Stored data:
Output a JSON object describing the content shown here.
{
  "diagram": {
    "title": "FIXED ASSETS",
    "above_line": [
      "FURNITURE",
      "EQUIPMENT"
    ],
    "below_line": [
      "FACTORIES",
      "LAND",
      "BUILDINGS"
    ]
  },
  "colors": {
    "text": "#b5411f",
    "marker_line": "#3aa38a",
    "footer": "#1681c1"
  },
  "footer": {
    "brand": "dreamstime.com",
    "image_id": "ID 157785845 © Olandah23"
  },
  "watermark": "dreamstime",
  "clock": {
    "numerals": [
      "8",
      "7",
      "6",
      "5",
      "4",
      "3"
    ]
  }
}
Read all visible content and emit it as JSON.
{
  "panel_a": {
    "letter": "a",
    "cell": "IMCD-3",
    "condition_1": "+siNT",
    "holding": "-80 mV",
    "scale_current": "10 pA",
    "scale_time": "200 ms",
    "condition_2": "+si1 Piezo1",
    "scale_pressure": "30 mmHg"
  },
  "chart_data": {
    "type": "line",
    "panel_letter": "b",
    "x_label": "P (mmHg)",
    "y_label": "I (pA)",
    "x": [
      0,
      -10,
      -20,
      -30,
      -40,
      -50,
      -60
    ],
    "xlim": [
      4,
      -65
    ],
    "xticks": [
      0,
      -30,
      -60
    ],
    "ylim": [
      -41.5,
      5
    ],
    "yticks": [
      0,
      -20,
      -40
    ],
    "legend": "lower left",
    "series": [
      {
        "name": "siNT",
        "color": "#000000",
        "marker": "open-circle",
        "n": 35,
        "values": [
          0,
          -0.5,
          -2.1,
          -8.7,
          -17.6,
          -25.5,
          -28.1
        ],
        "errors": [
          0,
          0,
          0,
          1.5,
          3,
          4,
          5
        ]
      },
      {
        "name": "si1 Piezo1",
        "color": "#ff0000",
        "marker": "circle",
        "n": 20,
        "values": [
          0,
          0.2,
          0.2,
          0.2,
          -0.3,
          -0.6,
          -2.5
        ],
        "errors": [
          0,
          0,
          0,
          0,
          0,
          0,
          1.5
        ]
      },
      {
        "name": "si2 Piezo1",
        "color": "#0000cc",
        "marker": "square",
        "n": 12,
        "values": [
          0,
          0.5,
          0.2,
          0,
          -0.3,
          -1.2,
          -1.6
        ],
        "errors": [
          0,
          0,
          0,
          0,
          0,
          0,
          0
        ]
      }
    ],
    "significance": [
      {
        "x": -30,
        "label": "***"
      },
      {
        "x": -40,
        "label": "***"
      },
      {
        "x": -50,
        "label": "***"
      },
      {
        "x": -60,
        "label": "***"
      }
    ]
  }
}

* **PROBLEM**
Give the records above again, word for word.

* **RIGHT ANSWER**
Output a JSON object describing the content shown here.
{
  "diagram": {
    "title": "FIXED ASSETS",
    "above_line": [
      "FURNITURE",
      "EQUIPMENT"
    ],
    "below_line": [
      "FACTORIES",
      "LAND",
      "BUILDINGS"
    ]
  },
  "colors": {
    "text": "#b5411f",
    "marker_line": "#3aa38a",
    "footer": "#1681c1"
  },
  "footer": {
    "brand": "dreamstime.com",
    "image_id": "ID 157785845 © Olandah23"
  },
  "watermark": "dreamstime",
  "clock": {
    "numerals": [
      "8",
      "7",
      "6",
      "5",
      "4",
      "3"
    ]
  }
}
Read all visible content and emit it as JSON.
{
  "panel_a": {
    "letter": "a",
    "cell": "IMCD-3",
    "condition_1": "+siNT",
    "holding": "-80 mV",
    "scale_current": "10 pA",
    "scale_time": "200 ms",
    "condition_2": "+si1 Piezo1",
    "scale_pressure": "30 mmHg"
  },
  "chart_data": {
    "type": "line",
    "panel_letter": "b",
    "x_label": "P (mmHg)",
    "y_label": "I (pA)",
    "x": [
      0,
      -10,
      -20,
      -30,
      -40,
      -50,
      -60
    ],
    "xlim": [
      4,
      -65
    ],
    "xticks": [
      0,
      -30,
      -60
    ],
    "ylim": [
      -41.5,
      5
    ],
    "yticks": [
      0,
      -20,
      -40
    ],
    "legend": "lower left",
    "series": [
      {
        "name": "siNT",
        "color": "#000000",
        "marker": "open-circle",
        "n": 35,
        "values": [
          0,
          -0.5,
          -2.1,
          -8.7,
          -17.6,
          -25.5,
          -28.1
        ],
        "errors": [
          0,
          0,
          0,
          1.5,
          3,
          4,
          5
        ]
      },
      {
        "name": "si1 Piezo1",
        "color": "#ff0000",
        "marker": "circle",
        "n": 20,
        "values": [
          0,
          0.2,
          0.2,
          0.2,
          -0.3,
          -0.6,
          -2.5
        ],
        "errors": [
          0,
          0,
          0,
          0,
          0,
          0,
          1.5
        ]
      },
      {
        "name": "si2 Piezo1",
        "color": "#0000cc",
        "marker": "square",
        "n": 12,
        "values": [
          0,
          0.5,
          0.2,
          0,
          -0.3,
          -1.2,
          -1.6
        ],
        "errors": [
          0,
          0,
          0,
          0,
          0,
          0,
          0
        ]
      }
    ],
    "significance": [
      {
        "x": -30,
        "label": "***"
      },
      {
        "x": -40,
        "label": "***"
      },
      {
        "x": -50,
        "label": "***"
      },
      {
        "x": -60,
        "label": "***"
      }
    ]
  }
}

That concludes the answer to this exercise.